:: DATA RECORDS ::
----------

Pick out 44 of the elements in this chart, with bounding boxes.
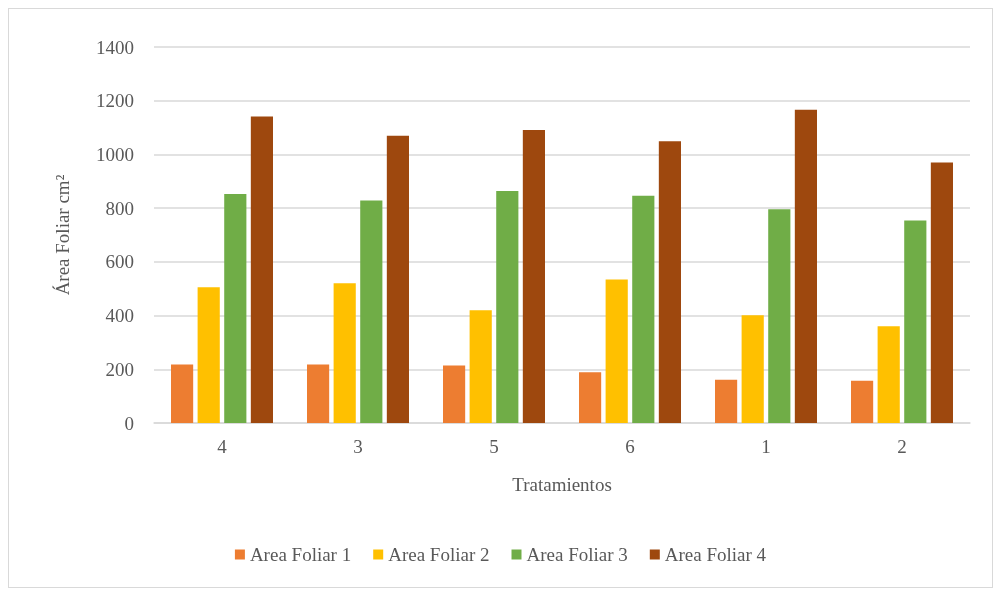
bar (197, 287, 220, 423)
bar (851, 380, 874, 423)
bar (360, 200, 383, 423)
y-axis-title: Área Foliar cm² (52, 174, 73, 296)
bar (522, 129, 545, 423)
bar (443, 365, 466, 423)
bar (715, 379, 738, 423)
legend-label: Area Foliar 1 (249, 544, 352, 565)
bar (307, 364, 330, 423)
bar (741, 315, 764, 423)
bar (469, 310, 492, 423)
bar (605, 279, 628, 423)
x-tick-label: 2 (897, 436, 907, 457)
bar (171, 364, 194, 423)
y-tick-label: 200 (105, 358, 134, 380)
y-tick-label: 400 (105, 305, 134, 327)
x-tick-label: 1 (761, 436, 771, 457)
y-tick-label: 1200 (96, 90, 134, 112)
legend-label: Area Foliar 2 (388, 544, 490, 565)
legend-label: Area Foliar 4 (664, 544, 767, 565)
bar (794, 109, 817, 423)
y-tick-label: 1400 (96, 36, 134, 58)
y-tick-label: 800 (105, 197, 134, 219)
bar (632, 195, 655, 423)
y-tick-label: 600 (105, 251, 134, 273)
bar (658, 141, 681, 423)
bar (250, 116, 273, 423)
bar (579, 372, 602, 423)
bar (930, 162, 953, 423)
x-axis-title: Tratamientos (512, 474, 612, 495)
bar (877, 326, 900, 423)
bar (496, 190, 519, 423)
bar (386, 135, 409, 423)
x-tick-label: 3 (353, 436, 363, 457)
y-tick-label: 1000 (96, 143, 134, 165)
x-tick-label: 5 (489, 436, 499, 457)
x-tick-label: 6 (625, 436, 635, 457)
y-tick-label: 0 (124, 412, 134, 434)
bar (224, 193, 247, 423)
bar (768, 209, 791, 423)
x-tick-label: 4 (217, 436, 228, 457)
bar (333, 283, 356, 423)
legend-label: Area Foliar 3 (526, 544, 628, 565)
bar (904, 220, 927, 423)
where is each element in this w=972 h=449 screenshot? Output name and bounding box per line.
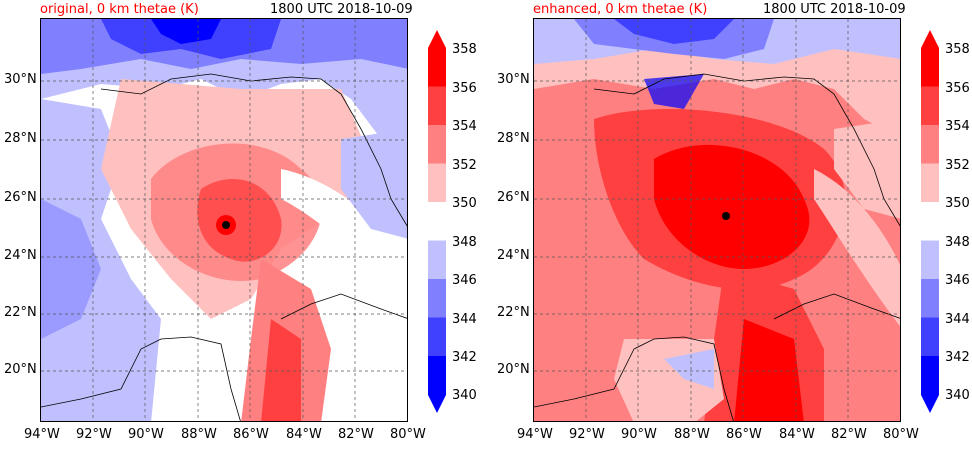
lon-tick: 82°W bbox=[338, 427, 374, 442]
cbar-tick: 346 bbox=[945, 273, 970, 288]
cbar-tick: 348 bbox=[452, 235, 477, 250]
lat-tick: 28°N bbox=[4, 131, 37, 146]
lon-tick: 90°W bbox=[621, 427, 657, 442]
cbar-tick: 342 bbox=[452, 350, 477, 365]
lon-tick: 92°W bbox=[569, 427, 605, 442]
cbar-tick: 358 bbox=[945, 42, 970, 57]
lon-tick: 94°W bbox=[24, 427, 60, 442]
lat-tick: 30°N bbox=[4, 72, 37, 87]
left-panel: original, 0 km thetae (K) 1800 UTC 2018-… bbox=[0, 0, 480, 449]
panel-time-right: 1800 UTC 2018-10-09 bbox=[763, 2, 906, 17]
cbar-tick: 340 bbox=[945, 388, 970, 403]
colorbar-right bbox=[921, 30, 939, 413]
cbar-tick: 354 bbox=[452, 119, 477, 134]
cbar-tick: 342 bbox=[945, 350, 970, 365]
panel-title-left: original, 0 km thetae (K) bbox=[40, 2, 199, 17]
lon-tick: 90°W bbox=[128, 427, 164, 442]
lat-tick: 22°N bbox=[4, 305, 37, 320]
lat-tick: 28°N bbox=[497, 131, 530, 146]
right-panel: enhanced, 0 km thetae (K) 1800 UTC 2018-… bbox=[493, 0, 972, 449]
cbar-tick: 344 bbox=[452, 312, 477, 327]
lat-tick: 30°N bbox=[497, 72, 530, 87]
cbar-tick: 340 bbox=[452, 388, 477, 403]
cbar-tick: 352 bbox=[452, 158, 477, 173]
cbar-tick: 350 bbox=[945, 196, 970, 211]
cbar-tick: 344 bbox=[945, 312, 970, 327]
lon-tick: 86°W bbox=[233, 427, 269, 442]
cbar-tick: 356 bbox=[945, 81, 970, 96]
panel-time-left: 1800 UTC 2018-10-09 bbox=[270, 2, 413, 17]
lon-tick: 86°W bbox=[726, 427, 762, 442]
lat-tick: 24°N bbox=[497, 248, 530, 263]
cbar-tick: 348 bbox=[945, 235, 970, 250]
lat-tick: 20°N bbox=[4, 362, 37, 377]
cbar-tick: 352 bbox=[945, 158, 970, 173]
lon-tick: 92°W bbox=[76, 427, 112, 442]
lat-tick: 24°N bbox=[4, 248, 37, 263]
panel-title-right: enhanced, 0 km thetae (K) bbox=[533, 2, 708, 17]
cbar-tick: 356 bbox=[452, 81, 477, 96]
lat-tick: 22°N bbox=[497, 305, 530, 320]
lon-tick: 94°W bbox=[517, 427, 553, 442]
lon-tick: 82°W bbox=[831, 427, 867, 442]
cbar-tick: 358 bbox=[452, 42, 477, 57]
map-original bbox=[40, 18, 408, 422]
cbar-tick: 346 bbox=[452, 273, 477, 288]
lat-tick: 20°N bbox=[497, 362, 530, 377]
cbar-tick: 350 bbox=[452, 196, 477, 211]
lat-tick: 26°N bbox=[497, 190, 530, 205]
lon-tick: 80°W bbox=[390, 427, 426, 442]
colorbar-left bbox=[428, 30, 446, 413]
lat-tick: 26°N bbox=[4, 190, 37, 205]
lon-tick: 84°W bbox=[779, 427, 815, 442]
lon-tick: 88°W bbox=[181, 427, 217, 442]
map-enhanced bbox=[533, 18, 901, 422]
cbar-tick: 354 bbox=[945, 119, 970, 134]
lon-tick: 80°W bbox=[883, 427, 919, 442]
lon-tick: 88°W bbox=[674, 427, 710, 442]
lon-tick: 84°W bbox=[286, 427, 322, 442]
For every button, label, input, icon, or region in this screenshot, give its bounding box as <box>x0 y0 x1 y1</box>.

----------

:: GIVEN PROBLEM ::
Could you reproduce, character for character, the lines of the entries starting with the line that has "lon-tick: 82°W bbox=[338, 427, 374, 442]" and stopping after the line that has "lat-tick: 28°N bbox=[497, 131, 530, 146]"?

:: EXERCISE SOLUTION ::
lon-tick: 82°W bbox=[338, 427, 374, 442]
cbar-tick: 346 bbox=[945, 273, 970, 288]
cbar-tick: 348 bbox=[452, 235, 477, 250]
lat-tick: 28°N bbox=[4, 131, 37, 146]
lon-tick: 90°W bbox=[621, 427, 657, 442]
cbar-tick: 342 bbox=[452, 350, 477, 365]
lon-tick: 92°W bbox=[569, 427, 605, 442]
cbar-tick: 358 bbox=[945, 42, 970, 57]
lon-tick: 94°W bbox=[24, 427, 60, 442]
lat-tick: 30°N bbox=[4, 72, 37, 87]
left-panel: original, 0 km thetae (K) 1800 UTC 2018-… bbox=[0, 0, 480, 449]
panel-time-right: 1800 UTC 2018-10-09 bbox=[763, 2, 906, 17]
cbar-tick: 340 bbox=[945, 388, 970, 403]
colorbar-right bbox=[921, 30, 939, 413]
cbar-tick: 354 bbox=[452, 119, 477, 134]
cbar-tick: 342 bbox=[945, 350, 970, 365]
panel-title-left: original, 0 km thetae (K) bbox=[40, 2, 199, 17]
lon-tick: 90°W bbox=[128, 427, 164, 442]
lat-tick: 22°N bbox=[4, 305, 37, 320]
lat-tick: 28°N bbox=[497, 131, 530, 146]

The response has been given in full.